** Begin The input **

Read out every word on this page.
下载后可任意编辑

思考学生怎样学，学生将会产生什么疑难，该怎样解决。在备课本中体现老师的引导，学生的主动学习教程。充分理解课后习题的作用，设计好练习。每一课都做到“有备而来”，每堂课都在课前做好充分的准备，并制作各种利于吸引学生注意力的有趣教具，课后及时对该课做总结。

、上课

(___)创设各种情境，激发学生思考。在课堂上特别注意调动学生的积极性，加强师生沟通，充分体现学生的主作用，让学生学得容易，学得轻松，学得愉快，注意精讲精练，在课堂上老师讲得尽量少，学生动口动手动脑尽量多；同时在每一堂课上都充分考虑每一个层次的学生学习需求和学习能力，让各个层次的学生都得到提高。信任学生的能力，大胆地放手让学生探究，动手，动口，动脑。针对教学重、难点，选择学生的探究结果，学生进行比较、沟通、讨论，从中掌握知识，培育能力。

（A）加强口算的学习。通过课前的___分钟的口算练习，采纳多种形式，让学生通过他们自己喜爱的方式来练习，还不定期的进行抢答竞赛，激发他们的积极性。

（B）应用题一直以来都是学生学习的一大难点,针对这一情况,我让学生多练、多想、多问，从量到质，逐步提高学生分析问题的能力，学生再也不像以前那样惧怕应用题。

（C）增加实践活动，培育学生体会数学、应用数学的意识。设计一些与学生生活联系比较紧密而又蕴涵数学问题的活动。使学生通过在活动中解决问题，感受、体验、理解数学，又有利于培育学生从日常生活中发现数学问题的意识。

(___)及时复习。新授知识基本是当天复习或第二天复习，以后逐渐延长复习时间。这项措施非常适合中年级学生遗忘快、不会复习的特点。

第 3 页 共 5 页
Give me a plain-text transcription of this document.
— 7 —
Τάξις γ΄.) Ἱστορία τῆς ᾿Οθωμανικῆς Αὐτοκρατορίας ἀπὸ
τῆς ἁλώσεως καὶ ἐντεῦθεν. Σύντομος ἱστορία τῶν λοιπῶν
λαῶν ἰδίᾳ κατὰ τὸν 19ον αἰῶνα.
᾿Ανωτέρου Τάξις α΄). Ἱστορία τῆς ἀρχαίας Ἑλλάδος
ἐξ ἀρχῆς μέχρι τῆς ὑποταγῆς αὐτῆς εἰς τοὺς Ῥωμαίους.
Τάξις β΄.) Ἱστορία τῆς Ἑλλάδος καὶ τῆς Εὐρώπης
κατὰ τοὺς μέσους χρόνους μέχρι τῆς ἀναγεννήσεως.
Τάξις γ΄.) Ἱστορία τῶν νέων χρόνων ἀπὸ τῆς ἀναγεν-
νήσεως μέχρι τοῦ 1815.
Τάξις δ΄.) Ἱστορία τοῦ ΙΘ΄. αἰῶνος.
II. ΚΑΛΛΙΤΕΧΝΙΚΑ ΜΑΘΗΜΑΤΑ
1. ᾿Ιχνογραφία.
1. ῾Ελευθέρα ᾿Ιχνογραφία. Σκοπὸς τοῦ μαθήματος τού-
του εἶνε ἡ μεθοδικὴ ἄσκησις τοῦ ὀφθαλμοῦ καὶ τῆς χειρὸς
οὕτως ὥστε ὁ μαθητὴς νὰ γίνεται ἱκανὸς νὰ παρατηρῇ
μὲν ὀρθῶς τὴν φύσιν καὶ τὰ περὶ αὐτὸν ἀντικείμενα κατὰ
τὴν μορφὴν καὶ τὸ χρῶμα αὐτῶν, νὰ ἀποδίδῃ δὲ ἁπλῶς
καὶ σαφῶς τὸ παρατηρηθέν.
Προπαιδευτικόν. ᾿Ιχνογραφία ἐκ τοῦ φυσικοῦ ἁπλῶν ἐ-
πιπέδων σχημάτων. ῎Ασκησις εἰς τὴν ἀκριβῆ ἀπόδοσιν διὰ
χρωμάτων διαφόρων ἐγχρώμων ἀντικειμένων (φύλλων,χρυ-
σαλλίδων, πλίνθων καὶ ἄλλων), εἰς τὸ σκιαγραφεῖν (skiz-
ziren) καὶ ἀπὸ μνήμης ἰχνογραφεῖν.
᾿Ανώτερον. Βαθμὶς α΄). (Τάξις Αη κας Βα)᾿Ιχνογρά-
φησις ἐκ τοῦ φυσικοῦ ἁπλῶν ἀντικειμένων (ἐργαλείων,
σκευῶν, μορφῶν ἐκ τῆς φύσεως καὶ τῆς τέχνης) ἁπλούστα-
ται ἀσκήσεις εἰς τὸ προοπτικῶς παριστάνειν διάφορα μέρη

** End The input **

> **Instructions to follow**
From the entries above, copy each line holding "φυσικοῦ".

> **Result**
Προπαιδευτικόν. ᾿Ιχνογραφία ἐκ τοῦ φυσικοῦ ἁπλῶν ἐ-
φησις ἐκ τοῦ φυσικοῦ ἁπλῶν ἀντικειμένων (ἐργαλείων,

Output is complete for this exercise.